Set task |
Produce a word-for-word copy of the listing below without its pictures.
_ _ _ _ _ _ _
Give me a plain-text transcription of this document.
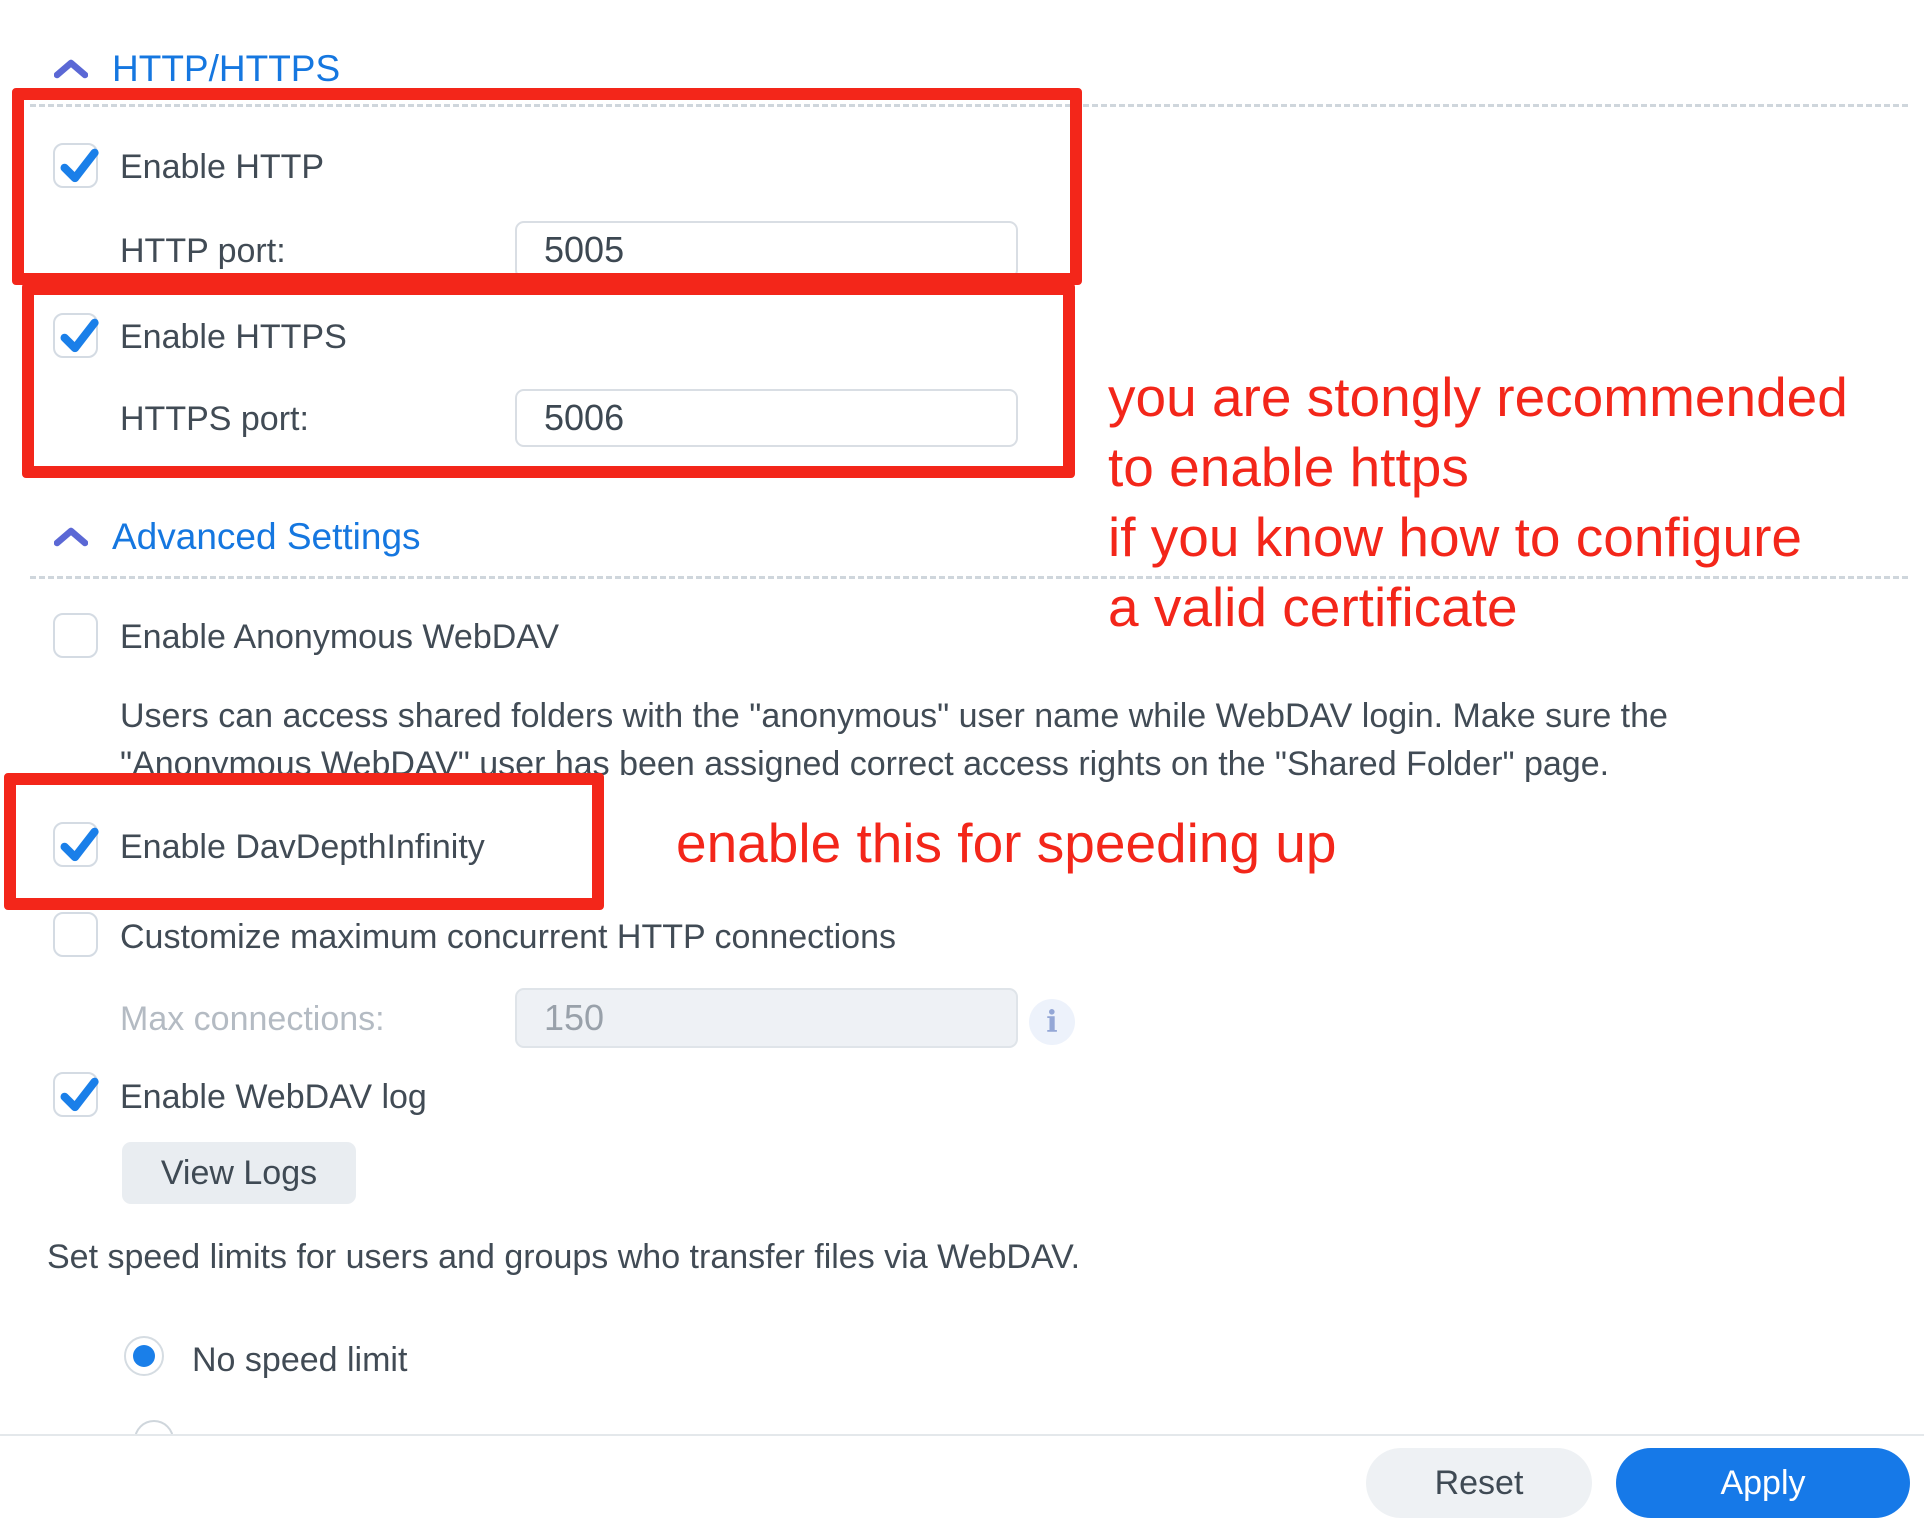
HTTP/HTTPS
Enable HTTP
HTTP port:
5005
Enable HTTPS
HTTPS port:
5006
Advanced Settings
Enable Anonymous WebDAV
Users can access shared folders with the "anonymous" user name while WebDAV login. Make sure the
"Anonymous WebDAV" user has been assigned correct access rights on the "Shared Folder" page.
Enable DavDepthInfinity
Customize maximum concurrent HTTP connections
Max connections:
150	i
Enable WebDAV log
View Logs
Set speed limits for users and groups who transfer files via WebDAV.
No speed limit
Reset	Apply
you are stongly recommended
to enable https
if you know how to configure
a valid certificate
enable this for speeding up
_ _ _ _ _ _ _
Answer |
Give me a plain-text transcription of this document.
HTTP/HTTPS
Enable HTTP
HTTP port:
5005
Enable HTTPS
HTTPS port:
5006
Advanced Settings
Enable Anonymous WebDAV
Users can access shared folders with the "anonymous" user name while WebDAV login. Make sure the
"Anonymous WebDAV" user has been assigned correct access rights on the "Shared Folder" page.
Enable DavDepthInfinity
Customize maximum concurrent HTTP connections
Max connections:
150	i
Enable WebDAV log
View Logs
Set speed limits for users and groups who transfer files via WebDAV.
No speed limit
Reset	Apply
you are stongly recommended
to enable https
if you know how to configure
a valid certificate
enable this for speeding up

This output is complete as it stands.